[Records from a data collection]
_ _ _ _ _ _ _

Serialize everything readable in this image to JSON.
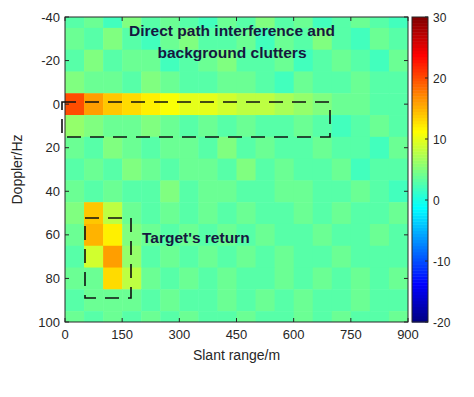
{
  "chart_data": {
    "type": "heatmap",
    "x_label": "Slant range/m",
    "y_label": "Doppler/Hz",
    "xlim": [
      0,
      900
    ],
    "xticks": [
      0,
      150,
      300,
      450,
      600,
      750,
      900
    ],
    "ylim": [
      -40,
      100
    ],
    "yticks": [
      -40,
      -20,
      0,
      20,
      40,
      60,
      80,
      100
    ],
    "x": [
      25,
      75,
      125,
      175,
      225,
      275,
      325,
      375,
      425,
      475,
      525,
      575,
      625,
      675,
      725,
      775,
      825,
      875
    ],
    "y": [
      -40,
      -30,
      -20,
      -10,
      0,
      10,
      20,
      30,
      40,
      50,
      60,
      70,
      80,
      90,
      100
    ],
    "z": [
      [
        3,
        4,
        2,
        5,
        3,
        4,
        3,
        2,
        4,
        3,
        5,
        3,
        4,
        2,
        3,
        4,
        3,
        2
      ],
      [
        4,
        3,
        5,
        3,
        2,
        4,
        5,
        3,
        3,
        4,
        2,
        4,
        3,
        5,
        3,
        2,
        4,
        3
      ],
      [
        3,
        5,
        3,
        4,
        4,
        2,
        3,
        4,
        5,
        3,
        3,
        4,
        2,
        3,
        4,
        3,
        2,
        4
      ],
      [
        5,
        4,
        4,
        3,
        5,
        4,
        3,
        3,
        4,
        4,
        3,
        2,
        4,
        3,
        3,
        4,
        3,
        3
      ],
      [
        20,
        16,
        14,
        13,
        12,
        11,
        10,
        10,
        9,
        8,
        8,
        7,
        6,
        5,
        4,
        4,
        3,
        3
      ],
      [
        6,
        5,
        4,
        4,
        5,
        4,
        3,
        4,
        3,
        4,
        3,
        3,
        4,
        3,
        2,
        3,
        4,
        3
      ],
      [
        4,
        3,
        5,
        4,
        3,
        4,
        4,
        3,
        5,
        3,
        4,
        3,
        3,
        4,
        3,
        3,
        2,
        4
      ],
      [
        3,
        4,
        3,
        5,
        4,
        3,
        4,
        4,
        3,
        5,
        3,
        4,
        3,
        3,
        4,
        2,
        3,
        3
      ],
      [
        4,
        3,
        4,
        3,
        3,
        5,
        3,
        4,
        4,
        3,
        3,
        4,
        4,
        3,
        3,
        4,
        3,
        2
      ],
      [
        5,
        14,
        8,
        4,
        3,
        4,
        3,
        4,
        3,
        4,
        3,
        3,
        4,
        3,
        4,
        3,
        3,
        4
      ],
      [
        4,
        15,
        12,
        5,
        4,
        3,
        4,
        3,
        4,
        3,
        4,
        3,
        3,
        4,
        3,
        3,
        4,
        3
      ],
      [
        3,
        9,
        16,
        6,
        3,
        4,
        3,
        4,
        3,
        4,
        3,
        4,
        3,
        3,
        4,
        3,
        3,
        3
      ],
      [
        4,
        4,
        13,
        8,
        4,
        3,
        4,
        3,
        4,
        3,
        3,
        4,
        3,
        4,
        3,
        4,
        3,
        4
      ],
      [
        3,
        4,
        4,
        4,
        3,
        4,
        3,
        3,
        4,
        3,
        4,
        3,
        4,
        3,
        3,
        4,
        3,
        3
      ],
      [
        4,
        3,
        4,
        3,
        4,
        3,
        4,
        3,
        3,
        4,
        3,
        3,
        4,
        3,
        4,
        3,
        3,
        4
      ]
    ],
    "zlim": [
      -20,
      30
    ],
    "zticks": [
      -20,
      -10,
      0,
      10,
      20,
      30
    ],
    "annotations": [
      {
        "text": [
          "Direct path interference and",
          "background clutters"
        ]
      },
      {
        "text": [
          "Target's return"
        ]
      }
    ]
  }
}
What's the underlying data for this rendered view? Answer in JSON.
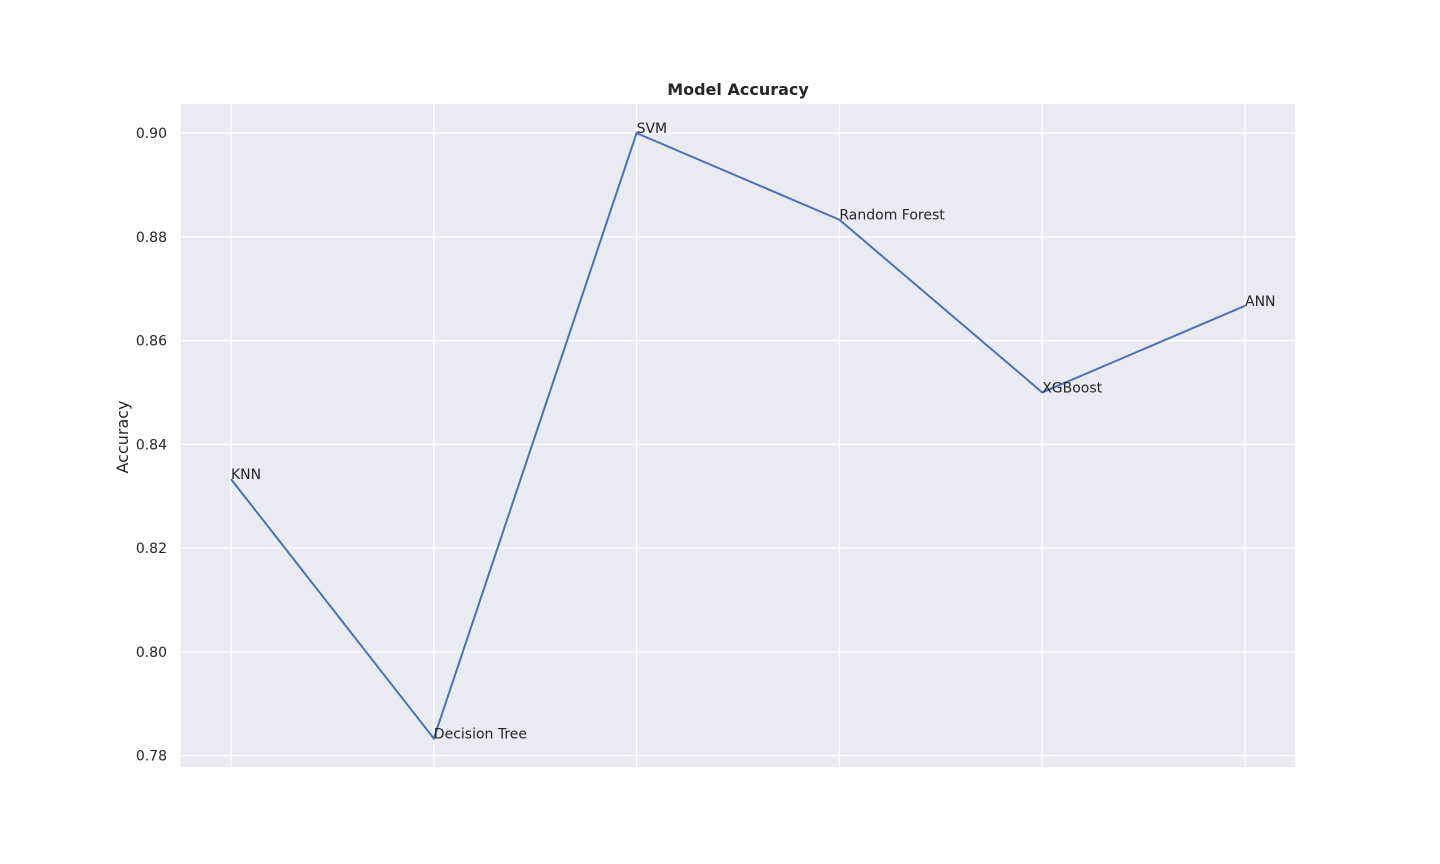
{
  "chart_data": {
    "type": "line",
    "title": "Model Accuracy",
    "xlabel": "",
    "ylabel": "Accuracy",
    "categories": [
      "KNN",
      "Decision Tree",
      "SVM",
      "Random Forest",
      "XGBoost",
      "ANN"
    ],
    "series": [
      {
        "values": [
          0.8333,
          0.7833,
          0.9,
          0.8833,
          0.85,
          0.8667
        ]
      }
    ],
    "yticks": [
      "0.78",
      "0.80",
      "0.82",
      "0.84",
      "0.86",
      "0.88",
      "0.90"
    ],
    "ylim": [
      0.7778,
      0.9056
    ],
    "grid": true,
    "x_tick_labels_shown": false,
    "point_labels": true,
    "colors": {
      "plot_background": "#eaeaf2",
      "grid": "#ffffff",
      "line": "#4c72b0",
      "text": "#262626"
    }
  }
}
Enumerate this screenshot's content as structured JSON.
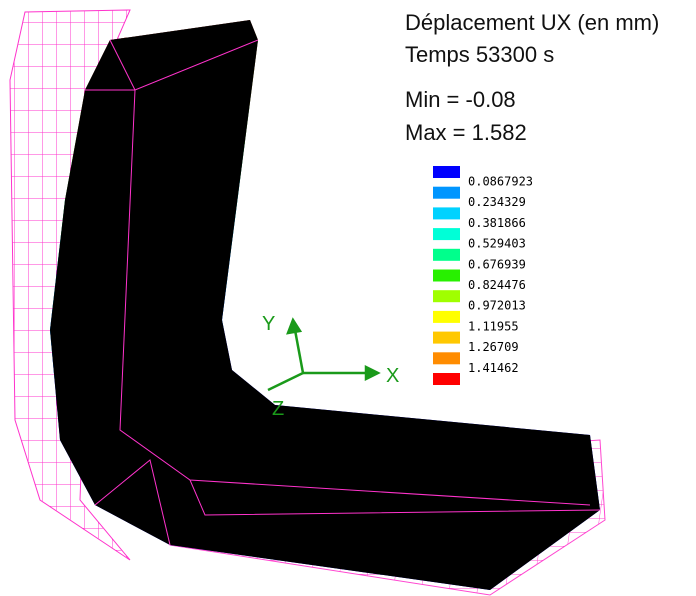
{
  "title": "Déplacement UX (en mm)",
  "time": "Temps 53300 s",
  "min": "Min = -0.08",
  "max": "Max = 1.582",
  "axes": {
    "x": "X",
    "y": "Y",
    "z": "Z"
  },
  "legend": {
    "colors": [
      "#0000ff",
      "#0096ff",
      "#00d2ff",
      "#00ffd7",
      "#00ff8c",
      "#28f000",
      "#a0ff00",
      "#ffff00",
      "#ffc800",
      "#ff8c00",
      "#ff0000"
    ],
    "labels": [
      "0.0867923",
      "0.234329",
      "0.381866",
      "0.529403",
      "0.676939",
      "0.824476",
      "0.972013",
      "1.11955",
      "1.26709",
      "1.41462"
    ]
  }
}
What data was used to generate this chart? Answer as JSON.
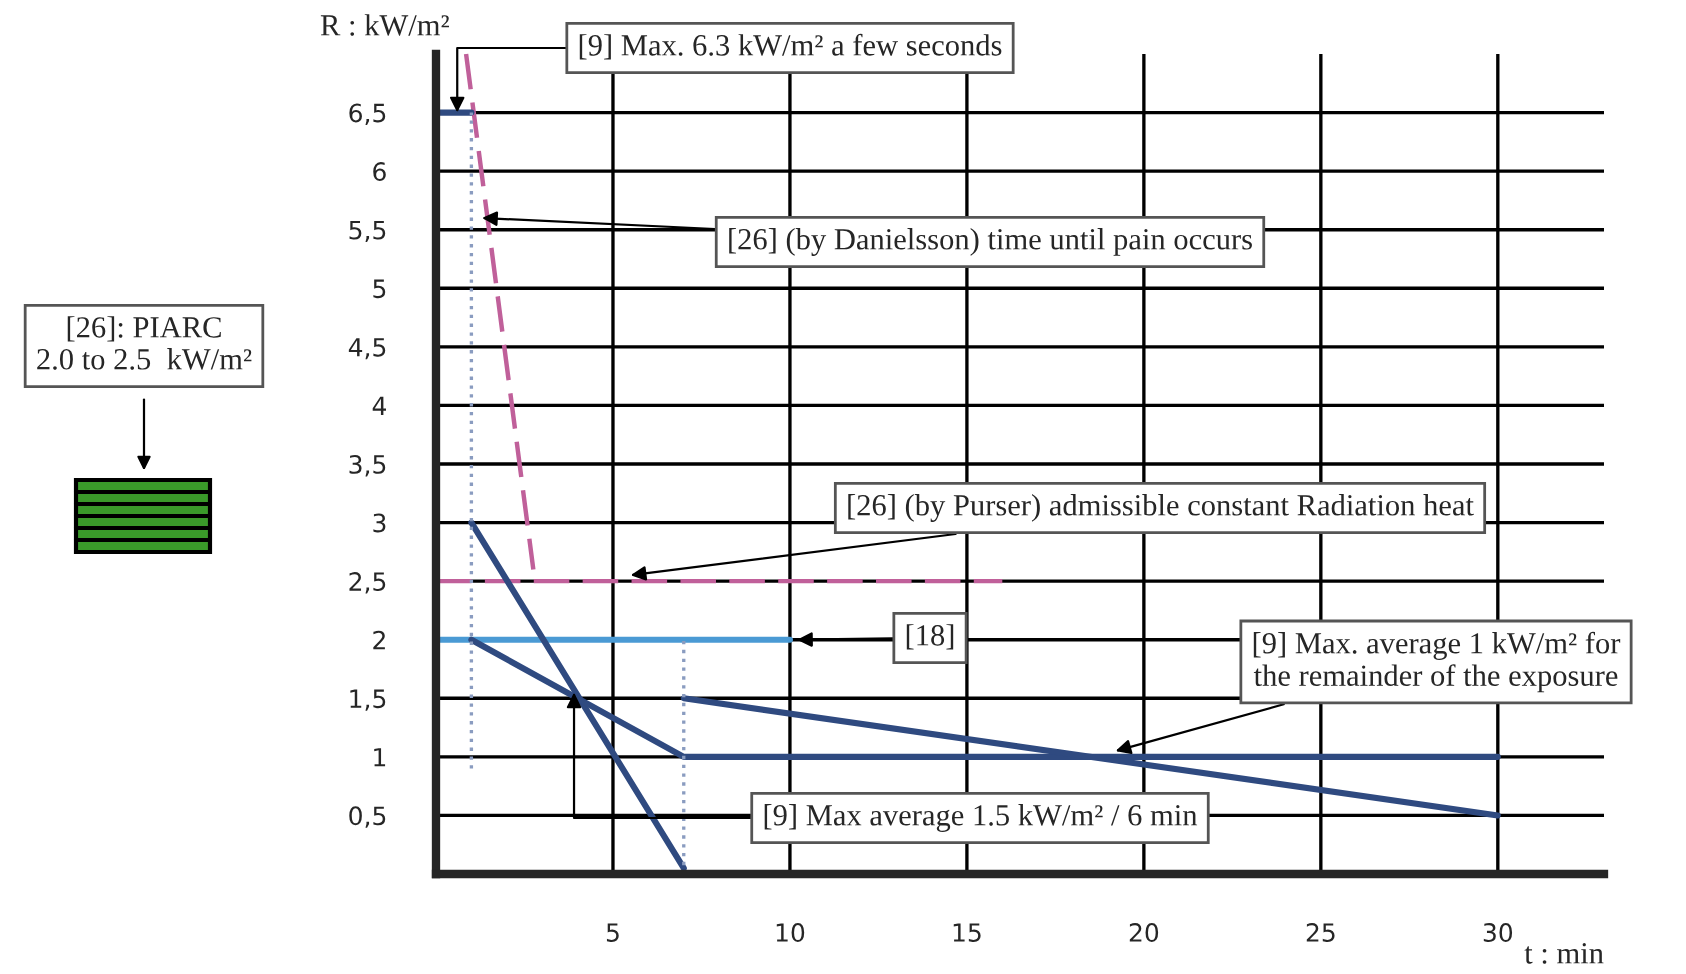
{
  "chart_data": {
    "type": "line",
    "xlabel": "t : min",
    "ylabel": "R : kW/m²",
    "xlim": [
      0,
      33
    ],
    "ylim": [
      0,
      7
    ],
    "xticks": [
      5,
      10,
      15,
      20,
      25,
      30
    ],
    "yticks": [
      {
        "value": 0.5,
        "label": "0,5"
      },
      1,
      {
        "value": 1.5,
        "label": "1,5"
      },
      2,
      {
        "value": 2.5,
        "label": "2,5"
      },
      3,
      {
        "value": 3.5,
        "label": "3,5"
      },
      4,
      {
        "value": 4.5,
        "label": "4,5"
      },
      5,
      {
        "value": 5.5,
        "label": "5,5"
      },
      6,
      {
        "value": 6.5,
        "label": "6,5"
      }
    ],
    "grid": true,
    "series": [
      {
        "color": "#c0609a",
        "line_style": "dashed",
        "x": [
          0.85,
          2.75
        ],
        "values": [
          7.0,
          2.6
        ]
      },
      {
        "color": "#c0609a",
        "line_style": "dashed",
        "x": [
          0,
          16
        ],
        "values": [
          2.5,
          2.5
        ]
      },
      {
        "color": "#4a9ad4",
        "line_style": "solid",
        "x": [
          0,
          10
        ],
        "values": [
          2,
          2
        ]
      },
      {
        "color": "#2f4a80",
        "line_style": "solid",
        "x": [
          1,
          7
        ],
        "values": [
          3,
          0.05
        ]
      },
      {
        "color": "#2f4a80",
        "line_style": "solid",
        "x": [
          1,
          7,
          30
        ],
        "values": [
          2,
          1,
          1
        ]
      },
      {
        "color": "#2f4a80",
        "line_style": "solid",
        "x": [
          7,
          30
        ],
        "values": [
          1.5,
          0.5
        ]
      },
      {
        "color": "#2f4a80",
        "line_style": "solid",
        "x": [
          0,
          1
        ],
        "values": [
          6.5,
          6.5
        ]
      },
      {
        "color": "#8a9cc0",
        "line_style": "dotted",
        "x": [
          1,
          1
        ],
        "values": [
          0.9,
          6.5
        ]
      },
      {
        "color": "#8a9cc0",
        "line_style": "dotted",
        "x": [
          7,
          7
        ],
        "values": [
          0,
          2
        ]
      }
    ],
    "annotations": [
      {
        "text": "[9] Max. 6.3 kW/m² a few seconds",
        "x": 0.6,
        "y": 6.5
      },
      {
        "text": "[26] (by Danielsson) time until pain occurs",
        "x": 1.3,
        "y": 5.6
      },
      {
        "text": "[26] (by Purser) admissible constant Radiation heat",
        "x": 5.5,
        "y": 2.55
      },
      {
        "text": "[18]",
        "x": 10.2,
        "y": 2
      },
      {
        "text": "[9] Max. average 1 kW/m² for\nthe remainder of the exposure",
        "x": 19.2,
        "y": 1.05
      },
      {
        "text": "[9] Max average 1.5 kW/m² / 6 min",
        "x": 3.9,
        "y": 1.55
      },
      "[26]: PIARC\n2.0 to 2.5  kW/m²"
    ]
  }
}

_ _ _ _ _ _ _

■ INSTRUCTIONS FOR THE TASK
Copy every line of the listing that includes the string "Accuracy".

■ EXERCISE SOLUTION
    "title": "Model Accuracy",
    "ylabel": "Accuracy",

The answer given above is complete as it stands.